Voltei para casa, segui com febre por alguns dias, as manchas começaram a sumir e minha pele a descascar. A recuperação está sendo lenta. Me sinto cansada, desanimada e um pouco triste.
Ter passado por tudo isso afastada da minha família foi difícil. Nestas horas a distancia é algo terrível. Sei que meus pais e irmãs também sofreram por estarem tão longe neste momento. Felizmente tenho marido e sogros que seguraram todas as pontas. No trabalho o pessoal também foi super compreensivo. Estou de licença até me recuperar – e aqui nem precisa de atestado, é na confiança mesmo.
Estes dias em casa pós-hospital me colocaram para pensar. Acho que meu corpo deu pane. Sei que preciso mudar alguns hábitos, pegar mais leve mesmo. Eu tenho muita mas muita energia, então ficar quieta é um desafio enorme pra mim. Mas vou tentar. Preciso me cuidar e daqui pra frente menos vai ser mais.
Ana,
Acabei de ler sobre sua experiência no hospital. Confesso que rolaram algumas lágrimas, não tem como ler tudo o que você passou e não se imaginar nesse lugar. Suas palavras em meio a tantas incertezas, medo e saudade, me fez refletir sobre gratidão. Vendo que mesmo diante das dificuldades você ainda assim conseguia ser grata, gentil e amável. Obrigada por isso! Desejo que logo você esteja 100% recuperada e que possa viver esse “Menos é Mais”.
Beijos
Obrigada pelo carinho, Priscila <3
Nossa Ana que relato! Acho que caiu um cisco no meu olho enquanto estava lendo.????????
Ana te admiro, você é uma mulher forte, e chique! ????????

[TAREFAS A REALIZAR]
1. Reproduza sem nenhuma alteração a parte do trecho que começa em "Ter passado por" e termina em "vai ser mais.".
2. Segundo o trecho, por que ficar quieta é um desafio enorme para a autora?
3. Escreva a continuação do trecho sobre a recuperação depois do hospital, começando logo após a última linha.
Não é preciso consultar as entradas para fazer as tarefas.

[DADOS FORNECIDOS]

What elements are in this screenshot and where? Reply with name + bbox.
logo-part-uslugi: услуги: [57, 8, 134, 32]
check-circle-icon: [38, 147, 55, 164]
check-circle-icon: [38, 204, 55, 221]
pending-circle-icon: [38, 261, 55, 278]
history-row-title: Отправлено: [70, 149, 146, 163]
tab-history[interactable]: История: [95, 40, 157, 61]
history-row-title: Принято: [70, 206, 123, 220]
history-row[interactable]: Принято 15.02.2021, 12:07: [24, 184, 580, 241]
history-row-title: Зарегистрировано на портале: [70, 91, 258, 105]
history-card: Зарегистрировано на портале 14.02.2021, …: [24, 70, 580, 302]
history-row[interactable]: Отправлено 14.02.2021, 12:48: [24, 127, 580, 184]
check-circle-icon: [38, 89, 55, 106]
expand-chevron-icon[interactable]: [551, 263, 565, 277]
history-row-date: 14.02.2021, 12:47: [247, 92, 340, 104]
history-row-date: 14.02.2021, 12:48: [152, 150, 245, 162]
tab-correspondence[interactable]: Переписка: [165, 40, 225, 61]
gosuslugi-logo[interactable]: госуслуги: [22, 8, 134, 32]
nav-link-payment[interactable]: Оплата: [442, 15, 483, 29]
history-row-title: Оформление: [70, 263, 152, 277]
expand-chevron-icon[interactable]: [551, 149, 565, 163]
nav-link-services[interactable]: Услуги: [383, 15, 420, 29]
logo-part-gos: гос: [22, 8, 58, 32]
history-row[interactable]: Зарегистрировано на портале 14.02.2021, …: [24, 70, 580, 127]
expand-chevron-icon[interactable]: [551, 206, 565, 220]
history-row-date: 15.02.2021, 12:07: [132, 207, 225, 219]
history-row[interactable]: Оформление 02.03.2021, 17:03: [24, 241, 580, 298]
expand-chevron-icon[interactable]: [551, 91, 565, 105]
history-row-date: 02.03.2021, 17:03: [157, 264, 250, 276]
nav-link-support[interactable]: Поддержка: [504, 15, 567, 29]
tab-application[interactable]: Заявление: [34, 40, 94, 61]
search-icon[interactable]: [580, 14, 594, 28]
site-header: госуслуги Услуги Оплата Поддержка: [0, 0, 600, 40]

[RESPOSTAS DAS TAREFAS]
1.
Ter passado por tudo isso afastada da minha família foi difícil. Nestas horas a distancia é algo terrível. Sei que meus pais e irmãs também sofreram por estarem tão longe neste momento. Felizmente tenho marido e sogros que seguraram todas as pontas. No trabalho o pessoal também foi super compreensivo. Estou de licença até me recuperar – e aqui nem precisa de atestado, é na confiança mesmo.
Estes dias em casa pós-hospital me colocaram para pensar. Acho que meu corpo deu pane. Sei que preciso mudar alguns hábitos, pegar mais leve mesmo. Eu tenho muita mas muita energia, então ficar quieta é um desafio enorme pra mim. Mas vou tentar. Preciso me cuidar e daqui pra frente menos vai ser mais.

2. Porque ela tem muita energia.

3.
Oi Emily, obrigada. Foi um período bem difícil mesmo mas o pior já passou.
Ainda bem que vc está bem .Saúde!!
amém!
Ana, está explicado o porque você se afastou… torço muito por sua recuperação, como leitora assídua e admiradora… você faz falta em nossos dias virtuais…. Saúde e sucesso sempre! Abcs de uma brasileira morando em Londres e visitando a Holanda a cada 10 dias…. esse país diferente que nos acolhe
Oi Thabata, foi por isso mesmo que me afastei. Obrigada pelo carinho.
Olá Ana.
Nao há como os olhos não encherem d’agua.
Entrei no seu site por acaso, ao efetuar uma pesquisa sobre imposto de renda na Holanda.
Mimha filhote fez um estágio de seis meses finalizado agora em Janeiro, em uma faculdade na Holanda e após o estágio foi convidada a um cargo como
trainee.
Seu relato é ao mesmo tempo simples e emocionante.
Abraço.
Obrigada, Antonio.
Oi ANA,
eu entrei aqui porque além de te seguir, preciava saber umas coisinhas de uma recém mamãe em Amsterdam e lembrei de você e do seu blog, parei para ler seu relato e claro, super emocinante não só para uma gestante mas para uma imigrante brasileira cheia de atribulações e dúvidas.. Ainda bem que tudo deu certo e que você está bem.
Estamos na torcida.
Aproveito e compartilho uma canção de Chico Buarque e que certamente você já deve ter ouvido.
https://www.youtube.com/watch?v=4lwN0sP6N-s
todo carinho do mundo!!!!!
Muito obrigada pelo carinho, Gabrielle!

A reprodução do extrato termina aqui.